- [Your instructions]:
Select lines where the word "name" appears.

- [Given data]:
__________________________________________________

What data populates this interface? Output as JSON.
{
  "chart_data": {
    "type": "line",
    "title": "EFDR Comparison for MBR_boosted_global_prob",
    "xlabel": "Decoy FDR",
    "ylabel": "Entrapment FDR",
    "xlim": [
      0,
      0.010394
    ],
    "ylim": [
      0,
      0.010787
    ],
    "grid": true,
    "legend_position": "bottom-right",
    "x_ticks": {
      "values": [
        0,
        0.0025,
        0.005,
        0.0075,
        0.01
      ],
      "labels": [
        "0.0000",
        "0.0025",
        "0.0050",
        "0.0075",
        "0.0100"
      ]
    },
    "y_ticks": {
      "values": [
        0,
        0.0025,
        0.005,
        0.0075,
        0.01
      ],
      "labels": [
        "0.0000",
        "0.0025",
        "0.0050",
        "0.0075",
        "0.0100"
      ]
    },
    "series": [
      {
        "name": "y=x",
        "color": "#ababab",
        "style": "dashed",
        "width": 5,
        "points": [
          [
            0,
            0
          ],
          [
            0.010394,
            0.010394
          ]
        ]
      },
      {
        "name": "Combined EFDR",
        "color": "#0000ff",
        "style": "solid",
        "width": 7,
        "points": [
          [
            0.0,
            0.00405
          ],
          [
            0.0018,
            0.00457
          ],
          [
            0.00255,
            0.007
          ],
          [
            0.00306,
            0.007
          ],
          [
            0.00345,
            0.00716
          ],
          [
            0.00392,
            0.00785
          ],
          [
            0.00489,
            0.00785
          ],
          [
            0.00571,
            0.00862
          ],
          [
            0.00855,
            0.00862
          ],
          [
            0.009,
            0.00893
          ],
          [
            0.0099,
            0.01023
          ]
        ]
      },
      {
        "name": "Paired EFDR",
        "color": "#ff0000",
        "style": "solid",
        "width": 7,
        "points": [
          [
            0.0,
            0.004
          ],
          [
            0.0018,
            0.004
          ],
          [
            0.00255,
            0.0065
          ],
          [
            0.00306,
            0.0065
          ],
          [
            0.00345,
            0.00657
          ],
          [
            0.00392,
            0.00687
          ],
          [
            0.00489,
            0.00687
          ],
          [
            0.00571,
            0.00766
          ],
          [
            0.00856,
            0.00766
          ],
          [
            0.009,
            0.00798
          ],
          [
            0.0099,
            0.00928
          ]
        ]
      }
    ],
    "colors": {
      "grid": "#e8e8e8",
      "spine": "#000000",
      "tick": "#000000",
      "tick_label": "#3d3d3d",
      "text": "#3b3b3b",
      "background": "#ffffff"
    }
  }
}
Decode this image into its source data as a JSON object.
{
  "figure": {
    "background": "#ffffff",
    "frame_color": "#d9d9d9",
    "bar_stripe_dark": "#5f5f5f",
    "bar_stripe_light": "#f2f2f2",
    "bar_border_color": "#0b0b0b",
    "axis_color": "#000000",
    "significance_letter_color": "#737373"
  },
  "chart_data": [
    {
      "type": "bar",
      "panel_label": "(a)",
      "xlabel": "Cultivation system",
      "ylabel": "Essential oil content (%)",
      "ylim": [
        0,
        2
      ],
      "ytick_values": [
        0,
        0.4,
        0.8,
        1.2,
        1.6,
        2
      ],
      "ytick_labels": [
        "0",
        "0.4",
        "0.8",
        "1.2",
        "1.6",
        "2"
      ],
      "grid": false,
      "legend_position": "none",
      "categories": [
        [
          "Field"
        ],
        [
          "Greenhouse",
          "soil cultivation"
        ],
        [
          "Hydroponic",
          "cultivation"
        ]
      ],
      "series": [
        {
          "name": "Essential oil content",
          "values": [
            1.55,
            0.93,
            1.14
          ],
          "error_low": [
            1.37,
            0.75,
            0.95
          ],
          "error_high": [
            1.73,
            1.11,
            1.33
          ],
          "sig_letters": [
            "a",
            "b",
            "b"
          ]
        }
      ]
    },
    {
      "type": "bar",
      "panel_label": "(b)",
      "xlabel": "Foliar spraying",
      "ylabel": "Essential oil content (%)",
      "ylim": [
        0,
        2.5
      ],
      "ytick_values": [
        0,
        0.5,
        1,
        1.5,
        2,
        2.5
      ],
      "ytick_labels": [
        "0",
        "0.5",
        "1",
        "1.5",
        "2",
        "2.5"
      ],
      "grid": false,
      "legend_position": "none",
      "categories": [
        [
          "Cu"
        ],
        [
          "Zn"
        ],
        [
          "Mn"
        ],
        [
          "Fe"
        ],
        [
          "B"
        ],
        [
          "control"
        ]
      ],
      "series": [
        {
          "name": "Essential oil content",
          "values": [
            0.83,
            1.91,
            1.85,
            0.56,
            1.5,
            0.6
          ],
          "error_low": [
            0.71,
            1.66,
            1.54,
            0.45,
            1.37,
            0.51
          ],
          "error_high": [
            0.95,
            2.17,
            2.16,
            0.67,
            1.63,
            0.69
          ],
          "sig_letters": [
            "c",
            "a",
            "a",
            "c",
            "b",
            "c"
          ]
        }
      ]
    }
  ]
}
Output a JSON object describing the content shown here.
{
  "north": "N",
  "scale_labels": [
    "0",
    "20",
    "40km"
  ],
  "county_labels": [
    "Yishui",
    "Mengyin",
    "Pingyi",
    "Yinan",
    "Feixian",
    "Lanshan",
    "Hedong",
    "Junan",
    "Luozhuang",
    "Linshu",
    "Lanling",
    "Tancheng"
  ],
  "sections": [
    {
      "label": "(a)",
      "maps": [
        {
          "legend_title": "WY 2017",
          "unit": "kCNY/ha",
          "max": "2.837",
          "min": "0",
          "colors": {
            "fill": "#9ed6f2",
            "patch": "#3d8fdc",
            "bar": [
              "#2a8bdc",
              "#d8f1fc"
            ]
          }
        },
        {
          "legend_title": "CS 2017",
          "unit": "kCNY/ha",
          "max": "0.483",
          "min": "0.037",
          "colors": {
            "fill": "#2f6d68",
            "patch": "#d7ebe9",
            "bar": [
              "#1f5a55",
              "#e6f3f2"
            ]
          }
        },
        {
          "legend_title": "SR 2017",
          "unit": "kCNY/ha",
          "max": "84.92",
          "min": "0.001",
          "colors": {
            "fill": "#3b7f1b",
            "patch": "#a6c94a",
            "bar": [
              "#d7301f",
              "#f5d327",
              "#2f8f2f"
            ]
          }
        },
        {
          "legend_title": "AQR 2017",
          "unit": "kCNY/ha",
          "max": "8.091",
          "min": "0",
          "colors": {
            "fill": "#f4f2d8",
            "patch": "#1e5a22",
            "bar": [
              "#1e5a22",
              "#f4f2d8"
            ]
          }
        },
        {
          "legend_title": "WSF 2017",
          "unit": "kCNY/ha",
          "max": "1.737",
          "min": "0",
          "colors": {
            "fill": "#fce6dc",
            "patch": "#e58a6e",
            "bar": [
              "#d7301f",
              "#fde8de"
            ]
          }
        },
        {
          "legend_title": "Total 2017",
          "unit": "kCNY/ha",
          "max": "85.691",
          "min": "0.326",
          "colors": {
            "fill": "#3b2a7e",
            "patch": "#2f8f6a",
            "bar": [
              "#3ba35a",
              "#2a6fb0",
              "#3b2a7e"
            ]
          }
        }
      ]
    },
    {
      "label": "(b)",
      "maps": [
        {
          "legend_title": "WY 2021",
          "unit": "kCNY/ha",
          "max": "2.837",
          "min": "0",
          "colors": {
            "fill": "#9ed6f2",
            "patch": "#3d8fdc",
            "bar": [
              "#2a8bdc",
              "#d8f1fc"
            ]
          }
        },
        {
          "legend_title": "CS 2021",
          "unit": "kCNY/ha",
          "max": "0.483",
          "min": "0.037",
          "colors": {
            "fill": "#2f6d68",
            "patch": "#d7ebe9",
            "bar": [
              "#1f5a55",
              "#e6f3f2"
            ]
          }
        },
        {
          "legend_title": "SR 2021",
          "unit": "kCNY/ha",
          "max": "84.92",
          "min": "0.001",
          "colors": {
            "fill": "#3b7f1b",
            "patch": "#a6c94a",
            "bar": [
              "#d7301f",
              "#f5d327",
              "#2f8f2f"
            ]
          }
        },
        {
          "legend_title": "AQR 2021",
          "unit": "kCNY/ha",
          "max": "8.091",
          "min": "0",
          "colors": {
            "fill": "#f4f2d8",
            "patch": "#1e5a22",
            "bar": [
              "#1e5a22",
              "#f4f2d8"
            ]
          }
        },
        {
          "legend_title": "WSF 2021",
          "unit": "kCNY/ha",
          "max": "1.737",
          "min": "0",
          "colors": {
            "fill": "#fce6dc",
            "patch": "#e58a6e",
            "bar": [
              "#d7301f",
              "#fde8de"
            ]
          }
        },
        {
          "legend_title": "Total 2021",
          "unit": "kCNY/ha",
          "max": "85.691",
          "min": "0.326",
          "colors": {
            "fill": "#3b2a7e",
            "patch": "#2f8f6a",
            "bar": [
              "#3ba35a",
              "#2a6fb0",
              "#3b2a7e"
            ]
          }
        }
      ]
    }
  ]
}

__________________________________________________

- [Result]:
        "name": "y=x",
        "name": "Combined EFDR",
        "name": "Paired EFDR",
          "name": "Essential oil content",
          "name": "Essential oil content",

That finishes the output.